* start *

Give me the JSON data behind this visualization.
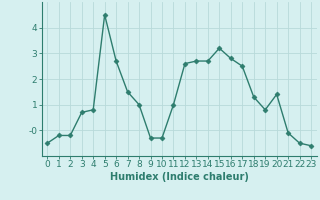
{
  "x": [
    0,
    1,
    2,
    3,
    4,
    5,
    6,
    7,
    8,
    9,
    10,
    11,
    12,
    13,
    14,
    15,
    16,
    17,
    18,
    19,
    20,
    21,
    22,
    23
  ],
  "y": [
    -0.5,
    -0.2,
    -0.2,
    0.7,
    0.8,
    4.5,
    2.7,
    1.5,
    1.0,
    -0.3,
    -0.3,
    1.0,
    2.6,
    2.7,
    2.7,
    3.2,
    2.8,
    2.5,
    1.3,
    0.8,
    1.4,
    -0.1,
    -0.5,
    -0.6
  ],
  "line_color": "#2e7d6e",
  "marker": "D",
  "marker_size": 2.5,
  "bg_color": "#d6f0f0",
  "grid_color": "#b8dada",
  "xlabel": "Humidex (Indice chaleur)",
  "ylim": [
    -1,
    5
  ],
  "xlim": [
    -0.5,
    23.5
  ],
  "yticks": [
    0,
    1,
    2,
    3,
    4
  ],
  "ytick_labels": [
    "-0",
    "1",
    "2",
    "3",
    "4"
  ],
  "xtick_labels": [
    "0",
    "1",
    "2",
    "3",
    "4",
    "5",
    "6",
    "7",
    "8",
    "9",
    "10",
    "11",
    "12",
    "13",
    "14",
    "15",
    "16",
    "17",
    "18",
    "19",
    "20",
    "21",
    "22",
    "23"
  ],
  "xlabel_fontsize": 7,
  "tick_fontsize": 6.5,
  "line_width": 1.0
}
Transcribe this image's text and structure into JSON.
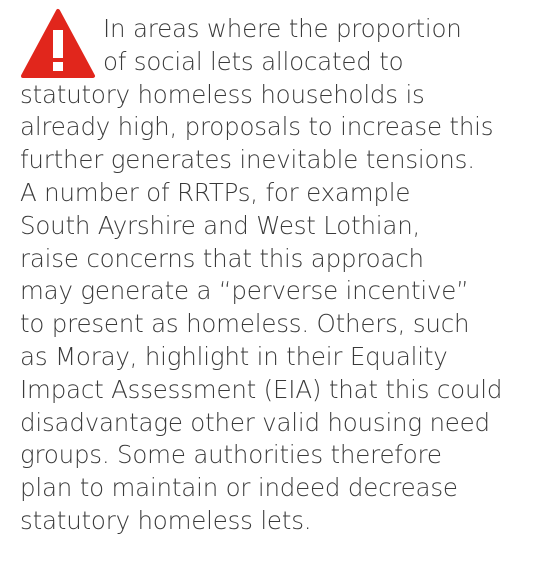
{
  "paragraph": {
    "lines": [
      "In areas where the proportion",
      "of social lets allocated to",
      "statutory homeless households is",
      "already high, proposals to increase this",
      "further generates inevitable tensions.",
      "A number of RRTPs, for example",
      "South Ayrshire and West Lothian,",
      "raise concerns that this approach",
      "may generate a “perverse incentive”",
      "to present as homeless. Others, such",
      "as Moray, highlight in their Equality",
      "Impact Assessment (EIA) that this could",
      "disadvantage other valid housing need",
      "groups. Some authorities therefore",
      "plan to maintain or indeed decrease",
      "statutory homeless lets."
    ]
  }
}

* end *

Task prompt ▸
Copy every record above exactly as written, but leave out the pictures.

Solution to this problem ▸
Give me the JSON data behind this visualization.
{
  "x": [
    0,
    1,
    2,
    3,
    4,
    5,
    6,
    7,
    8,
    9,
    10,
    11,
    12,
    13,
    14,
    15,
    16,
    17,
    18,
    19,
    20,
    21,
    22,
    23
  ],
  "y": [
    -0.5,
    -0.2,
    -0.2,
    0.7,
    0.8,
    4.5,
    2.7,
    1.5,
    1.0,
    -0.3,
    -0.3,
    1.0,
    2.6,
    2.7,
    2.7,
    3.2,
    2.8,
    2.5,
    1.3,
    0.8,
    1.4,
    -0.1,
    -0.5,
    -0.6
  ],
  "line_color": "#2e7d6e",
  "marker": "D",
  "marker_size": 2.5,
  "bg_color": "#d6f0f0",
  "grid_color": "#b8dada",
  "xlabel": "Humidex (Indice chaleur)",
  "ylim": [
    -1,
    5
  ],
  "xlim": [
    -0.5,
    23.5
  ],
  "yticks": [
    0,
    1,
    2,
    3,
    4
  ],
  "ytick_labels": [
    "-0",
    "1",
    "2",
    "3",
    "4"
  ],
  "xtick_labels": [
    "0",
    "1",
    "2",
    "3",
    "4",
    "5",
    "6",
    "7",
    "8",
    "9",
    "10",
    "11",
    "12",
    "13",
    "14",
    "15",
    "16",
    "17",
    "18",
    "19",
    "20",
    "21",
    "22",
    "23"
  ],
  "xlabel_fontsize": 7,
  "tick_fontsize": 6.5,
  "line_width": 1.0
}
Transcribe this image's text and structure into JSON.
{
  "paragraph": {
    "lines": [
      "In areas where the proportion",
      "of social lets allocated to",
      "statutory homeless households is",
      "already high, proposals to increase this",
      "further generates inevitable tensions.",
      "A number of RRTPs, for example",
      "South Ayrshire and West Lothian,",
      "raise concerns that this approach",
      "may generate a “perverse incentive”",
      "to present as homeless. Others, such",
      "as Moray, highlight in their Equality",
      "Impact Assessment (EIA) that this could",
      "disadvantage other valid housing need",
      "groups. Some authorities therefore",
      "plan to maintain or indeed decrease",
      "statutory homeless lets."
    ]
  }
}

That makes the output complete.